=== GIVEN DATA ===

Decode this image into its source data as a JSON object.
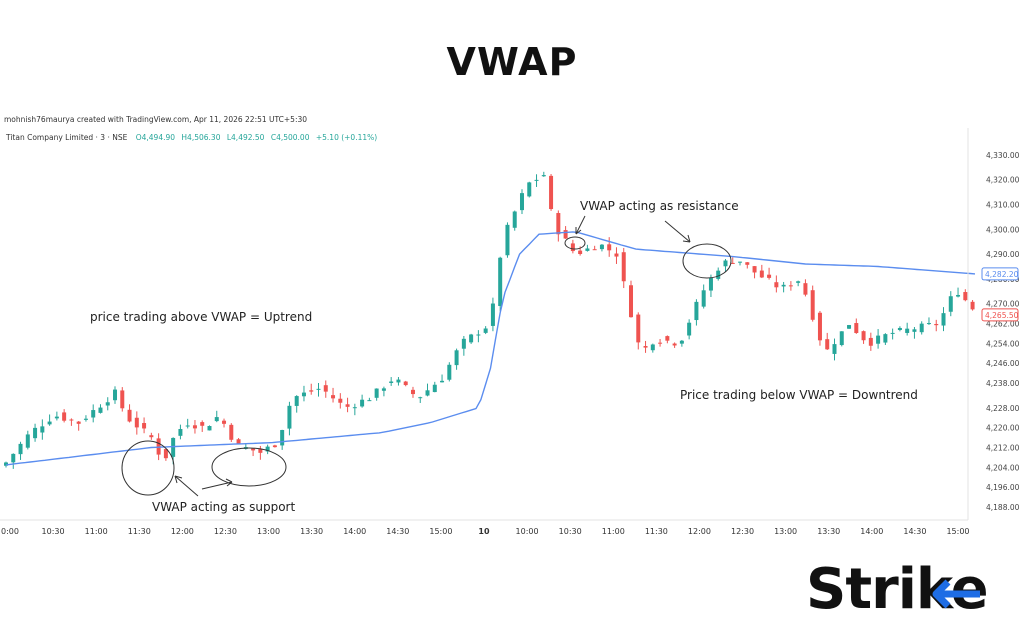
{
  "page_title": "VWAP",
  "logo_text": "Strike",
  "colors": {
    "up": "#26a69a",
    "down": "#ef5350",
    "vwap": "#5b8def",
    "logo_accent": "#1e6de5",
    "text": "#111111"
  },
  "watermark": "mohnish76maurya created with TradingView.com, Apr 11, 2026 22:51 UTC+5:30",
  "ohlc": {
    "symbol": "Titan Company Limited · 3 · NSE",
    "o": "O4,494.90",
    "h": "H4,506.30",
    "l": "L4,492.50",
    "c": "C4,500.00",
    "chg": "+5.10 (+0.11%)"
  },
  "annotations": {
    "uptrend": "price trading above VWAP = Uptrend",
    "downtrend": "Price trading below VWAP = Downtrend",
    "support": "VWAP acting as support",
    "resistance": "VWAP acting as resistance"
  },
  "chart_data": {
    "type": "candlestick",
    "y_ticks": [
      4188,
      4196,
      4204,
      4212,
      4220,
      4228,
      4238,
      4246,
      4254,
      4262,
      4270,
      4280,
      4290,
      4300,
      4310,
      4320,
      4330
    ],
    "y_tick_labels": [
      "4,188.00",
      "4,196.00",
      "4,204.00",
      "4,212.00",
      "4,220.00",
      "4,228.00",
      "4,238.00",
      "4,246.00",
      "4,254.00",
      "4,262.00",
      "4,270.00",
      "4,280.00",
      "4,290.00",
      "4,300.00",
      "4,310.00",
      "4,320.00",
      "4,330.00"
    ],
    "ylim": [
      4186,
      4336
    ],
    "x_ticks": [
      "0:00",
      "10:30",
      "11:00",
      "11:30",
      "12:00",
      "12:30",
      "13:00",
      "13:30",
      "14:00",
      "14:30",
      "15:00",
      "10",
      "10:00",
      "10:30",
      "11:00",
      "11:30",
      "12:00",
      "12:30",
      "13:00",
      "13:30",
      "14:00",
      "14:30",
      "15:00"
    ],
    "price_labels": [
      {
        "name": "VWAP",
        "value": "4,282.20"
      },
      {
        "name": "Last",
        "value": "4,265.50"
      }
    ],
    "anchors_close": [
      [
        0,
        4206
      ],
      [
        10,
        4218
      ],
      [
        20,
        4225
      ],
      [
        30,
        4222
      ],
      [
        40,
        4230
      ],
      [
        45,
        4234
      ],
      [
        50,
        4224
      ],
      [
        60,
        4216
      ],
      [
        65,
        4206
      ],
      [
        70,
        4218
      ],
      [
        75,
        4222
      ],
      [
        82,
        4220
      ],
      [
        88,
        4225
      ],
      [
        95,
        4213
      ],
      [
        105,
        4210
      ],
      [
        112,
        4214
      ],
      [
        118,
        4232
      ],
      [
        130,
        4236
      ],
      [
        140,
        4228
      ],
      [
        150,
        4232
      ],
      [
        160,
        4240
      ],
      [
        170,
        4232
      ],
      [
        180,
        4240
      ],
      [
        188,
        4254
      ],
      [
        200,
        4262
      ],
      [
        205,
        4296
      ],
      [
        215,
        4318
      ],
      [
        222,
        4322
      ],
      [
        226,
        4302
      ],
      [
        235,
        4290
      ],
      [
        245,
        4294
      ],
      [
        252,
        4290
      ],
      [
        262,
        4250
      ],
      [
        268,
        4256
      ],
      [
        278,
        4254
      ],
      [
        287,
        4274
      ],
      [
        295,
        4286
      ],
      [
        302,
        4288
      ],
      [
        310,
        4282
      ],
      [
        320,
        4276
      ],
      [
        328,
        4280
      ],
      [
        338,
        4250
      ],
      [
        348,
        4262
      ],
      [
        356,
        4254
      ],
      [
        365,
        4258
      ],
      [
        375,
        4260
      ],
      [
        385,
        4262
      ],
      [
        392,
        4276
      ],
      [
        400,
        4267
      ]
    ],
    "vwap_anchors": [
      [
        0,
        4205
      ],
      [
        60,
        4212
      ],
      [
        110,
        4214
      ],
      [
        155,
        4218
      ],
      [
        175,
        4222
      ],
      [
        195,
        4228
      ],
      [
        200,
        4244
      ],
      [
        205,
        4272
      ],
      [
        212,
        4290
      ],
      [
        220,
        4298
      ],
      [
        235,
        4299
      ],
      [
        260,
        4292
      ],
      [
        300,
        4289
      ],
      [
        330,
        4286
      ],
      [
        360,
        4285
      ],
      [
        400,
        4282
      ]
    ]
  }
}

===

● STATED PROBLEM:
Pictures are to be left out; all else in the entries above is to be quoted exactly.

● COMPLETE RESPONSE:
Decode this image into its source data as a JSON object.
{
  "page_title": "VWAP",
  "logo_text": "Strike",
  "colors": {
    "up": "#26a69a",
    "down": "#ef5350",
    "vwap": "#5b8def",
    "logo_accent": "#1e6de5",
    "text": "#111111"
  },
  "watermark": "mohnish76maurya created with TradingView.com, Apr 11, 2026 22:51 UTC+5:30",
  "ohlc": {
    "symbol": "Titan Company Limited · 3 · NSE",
    "o": "O4,494.90",
    "h": "H4,506.30",
    "l": "L4,492.50",
    "c": "C4,500.00",
    "chg": "+5.10 (+0.11%)"
  },
  "annotations": {
    "uptrend": "price trading above VWAP = Uptrend",
    "downtrend": "Price trading below VWAP = Downtrend",
    "support": "VWAP acting as support",
    "resistance": "VWAP acting as resistance"
  },
  "chart_data": {
    "type": "candlestick",
    "y_ticks": [
      4188,
      4196,
      4204,
      4212,
      4220,
      4228,
      4238,
      4246,
      4254,
      4262,
      4270,
      4280,
      4290,
      4300,
      4310,
      4320,
      4330
    ],
    "y_tick_labels": [
      "4,188.00",
      "4,196.00",
      "4,204.00",
      "4,212.00",
      "4,220.00",
      "4,228.00",
      "4,238.00",
      "4,246.00",
      "4,254.00",
      "4,262.00",
      "4,270.00",
      "4,280.00",
      "4,290.00",
      "4,300.00",
      "4,310.00",
      "4,320.00",
      "4,330.00"
    ],
    "ylim": [
      4186,
      4336
    ],
    "x_ticks": [
      "0:00",
      "10:30",
      "11:00",
      "11:30",
      "12:00",
      "12:30",
      "13:00",
      "13:30",
      "14:00",
      "14:30",
      "15:00",
      "10",
      "10:00",
      "10:30",
      "11:00",
      "11:30",
      "12:00",
      "12:30",
      "13:00",
      "13:30",
      "14:00",
      "14:30",
      "15:00"
    ],
    "price_labels": [
      {
        "name": "VWAP",
        "value": "4,282.20"
      },
      {
        "name": "Last",
        "value": "4,265.50"
      }
    ],
    "anchors_close": [
      [
        0,
        4206
      ],
      [
        10,
        4218
      ],
      [
        20,
        4225
      ],
      [
        30,
        4222
      ],
      [
        40,
        4230
      ],
      [
        45,
        4234
      ],
      [
        50,
        4224
      ],
      [
        60,
        4216
      ],
      [
        65,
        4206
      ],
      [
        70,
        4218
      ],
      [
        75,
        4222
      ],
      [
        82,
        4220
      ],
      [
        88,
        4225
      ],
      [
        95,
        4213
      ],
      [
        105,
        4210
      ],
      [
        112,
        4214
      ],
      [
        118,
        4232
      ],
      [
        130,
        4236
      ],
      [
        140,
        4228
      ],
      [
        150,
        4232
      ],
      [
        160,
        4240
      ],
      [
        170,
        4232
      ],
      [
        180,
        4240
      ],
      [
        188,
        4254
      ],
      [
        200,
        4262
      ],
      [
        205,
        4296
      ],
      [
        215,
        4318
      ],
      [
        222,
        4322
      ],
      [
        226,
        4302
      ],
      [
        235,
        4290
      ],
      [
        245,
        4294
      ],
      [
        252,
        4290
      ],
      [
        262,
        4250
      ],
      [
        268,
        4256
      ],
      [
        278,
        4254
      ],
      [
        287,
        4274
      ],
      [
        295,
        4286
      ],
      [
        302,
        4288
      ],
      [
        310,
        4282
      ],
      [
        320,
        4276
      ],
      [
        328,
        4280
      ],
      [
        338,
        4250
      ],
      [
        348,
        4262
      ],
      [
        356,
        4254
      ],
      [
        365,
        4258
      ],
      [
        375,
        4260
      ],
      [
        385,
        4262
      ],
      [
        392,
        4276
      ],
      [
        400,
        4267
      ]
    ],
    "vwap_anchors": [
      [
        0,
        4205
      ],
      [
        60,
        4212
      ],
      [
        110,
        4214
      ],
      [
        155,
        4218
      ],
      [
        175,
        4222
      ],
      [
        195,
        4228
      ],
      [
        200,
        4244
      ],
      [
        205,
        4272
      ],
      [
        212,
        4290
      ],
      [
        220,
        4298
      ],
      [
        235,
        4299
      ],
      [
        260,
        4292
      ],
      [
        300,
        4289
      ],
      [
        330,
        4286
      ],
      [
        360,
        4285
      ],
      [
        400,
        4282
      ]
    ]
  }
}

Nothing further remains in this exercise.